IL COMPITO — Puoi riportare per intero il blocco di testo che segue, senza cambiarne nemmeno una parola?

BLOCCO DI TESTO —
Con un tasso di mortalità di circa quattro per cento, questo nemico invisibile colpisce tutte le persone, “non guarda in faccia nessuno”. Le persone più a rischio sono gli anziani e coloro che sfortunatamente hanno già altre malattie come asma, polmonite, carcinoma … In poche parole, la gente che ha l’immunità bassa e che in caso di contagio rischiano di finire in terapia intensiva o addirittura di morire.

Nonostante ciò esiste anche una parte positiva. Abbiamo la tecnologia che ci aiuta a diffondere aggiornamenti su quello che succede ovunque, sui comportamenti da assumere, sulle regole da rispettare e i decreti ministeriali adottati, per prevenire così un eventuale strage. 

Nello stesso momento la tecnologia è diventata un “ponte” virtuale tra noi e il mondo, tra noi e i nostri affetti che abitano lontano, come i miei nonni e altri parenti. Attraverso i social l’umanità ha imparato ad esprimere il proprio stato d’animo.

Infatti, all’inizio l’ottanta per cento dei messaggi che circolavano in rete comprendevano le paure, le ansie e le preoccupazioni riguardo all’evolversi della situazione. Uno dei messaggi più frequenti era “SI SALVI CHI PUÒ!”. 

Adesso abbiamo imparato a reagire, ad affrontare questi mostri che ci divorano. Sono messaggi di incoraggiamento, di conforto, di solidarietà verso il personale medico e tutte le categorie di lavoratori che mettono la propria vita in pericolo al servizio della società, per assicurare i servizi legati ai bisogni primari (alimenti, posta, banca, farmacia, ecc.) “ANDRÀ TUTTO BENE!”.

MATERIALE FORNITO —
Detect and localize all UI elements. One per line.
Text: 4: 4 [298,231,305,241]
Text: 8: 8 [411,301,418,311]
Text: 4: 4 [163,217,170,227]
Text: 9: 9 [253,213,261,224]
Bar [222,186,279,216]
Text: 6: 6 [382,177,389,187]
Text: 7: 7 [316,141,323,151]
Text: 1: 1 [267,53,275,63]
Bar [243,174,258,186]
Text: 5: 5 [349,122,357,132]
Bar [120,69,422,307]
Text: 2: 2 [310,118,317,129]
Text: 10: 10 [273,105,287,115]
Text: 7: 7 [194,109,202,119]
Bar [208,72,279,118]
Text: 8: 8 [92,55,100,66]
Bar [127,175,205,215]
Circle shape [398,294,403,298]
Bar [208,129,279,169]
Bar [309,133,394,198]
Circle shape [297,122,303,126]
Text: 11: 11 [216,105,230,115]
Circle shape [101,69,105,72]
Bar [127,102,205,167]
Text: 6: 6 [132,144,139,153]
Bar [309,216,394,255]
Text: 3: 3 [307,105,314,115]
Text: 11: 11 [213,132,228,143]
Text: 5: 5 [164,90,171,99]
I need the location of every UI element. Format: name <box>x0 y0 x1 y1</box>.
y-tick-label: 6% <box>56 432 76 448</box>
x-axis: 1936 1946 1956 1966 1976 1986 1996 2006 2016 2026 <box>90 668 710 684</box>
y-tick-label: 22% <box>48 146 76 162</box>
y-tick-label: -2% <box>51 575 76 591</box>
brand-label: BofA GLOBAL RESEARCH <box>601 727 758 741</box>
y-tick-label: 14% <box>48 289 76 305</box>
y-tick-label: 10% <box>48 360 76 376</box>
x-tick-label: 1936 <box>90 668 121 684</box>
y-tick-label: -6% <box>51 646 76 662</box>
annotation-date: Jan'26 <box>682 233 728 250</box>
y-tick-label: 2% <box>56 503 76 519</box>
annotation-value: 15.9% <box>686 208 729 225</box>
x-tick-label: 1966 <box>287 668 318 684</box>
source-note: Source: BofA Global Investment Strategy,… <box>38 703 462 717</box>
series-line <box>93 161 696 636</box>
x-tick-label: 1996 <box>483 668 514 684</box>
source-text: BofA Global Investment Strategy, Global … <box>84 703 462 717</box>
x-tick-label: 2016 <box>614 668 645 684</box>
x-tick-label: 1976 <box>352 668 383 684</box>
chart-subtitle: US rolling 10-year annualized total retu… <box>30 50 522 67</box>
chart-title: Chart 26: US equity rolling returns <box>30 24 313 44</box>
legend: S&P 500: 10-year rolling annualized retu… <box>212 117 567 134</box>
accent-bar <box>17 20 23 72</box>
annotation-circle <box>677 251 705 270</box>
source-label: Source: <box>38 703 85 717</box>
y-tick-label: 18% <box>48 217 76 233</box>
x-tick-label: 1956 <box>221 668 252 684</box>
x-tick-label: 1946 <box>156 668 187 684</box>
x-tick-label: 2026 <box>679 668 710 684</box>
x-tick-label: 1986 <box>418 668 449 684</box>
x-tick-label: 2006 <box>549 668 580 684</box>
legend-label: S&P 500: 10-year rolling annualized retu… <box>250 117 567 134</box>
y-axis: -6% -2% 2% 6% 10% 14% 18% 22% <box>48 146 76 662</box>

LA TUA SOLUZIONE —
Con un tasso di mortalità di circa quattro per cento, questo nemico invisibile colpisce tutte le persone, “non guarda in faccia nessuno”. Le persone più a rischio sono gli anziani e coloro che sfortunatamente hanno già altre malattie come asma, polmonite, carcinoma … In poche parole, la gente che ha l’immunità bassa e che in caso di contagio rischiano di finire in terapia intensiva o addirittura di morire.

Nonostante ciò esiste anche una parte positiva. Abbiamo la tecnologia che ci aiuta a diffondere aggiornamenti su quello che succede ovunque, sui comportamenti da assumere, sulle regole da rispettare e i decreti ministeriali adottati, per prevenire così un eventuale strage. 

Nello stesso momento la tecnologia è diventata un “ponte” virtuale tra noi e il mondo, tra noi e i nostri affetti che abitano lontano, come i miei nonni e altri parenti. Attraverso i social l’umanità ha imparato ad esprimere il proprio stato d’animo.

Infatti, all’inizio l’ottanta per cento dei messaggi che circolavano in rete comprendevano le paure, le ansie e le preoccupazioni riguardo all’evolversi della situazione. Uno dei messaggi più frequenti era “SI SALVI CHI PUÒ!”. 

Adesso abbiamo imparato a reagire, ad affrontare questi mostri che ci divorano. Sono messaggi di incoraggiamento, di conforto, di solidarietà verso il personale medico e tutte le categorie di lavoratori che mettono la propria vita in pericolo al servizio della società, per assicurare i servizi legati ai bisogni primari (alimenti, posta, banca, farmacia, ecc.) “ANDRÀ TUTTO BENE!”.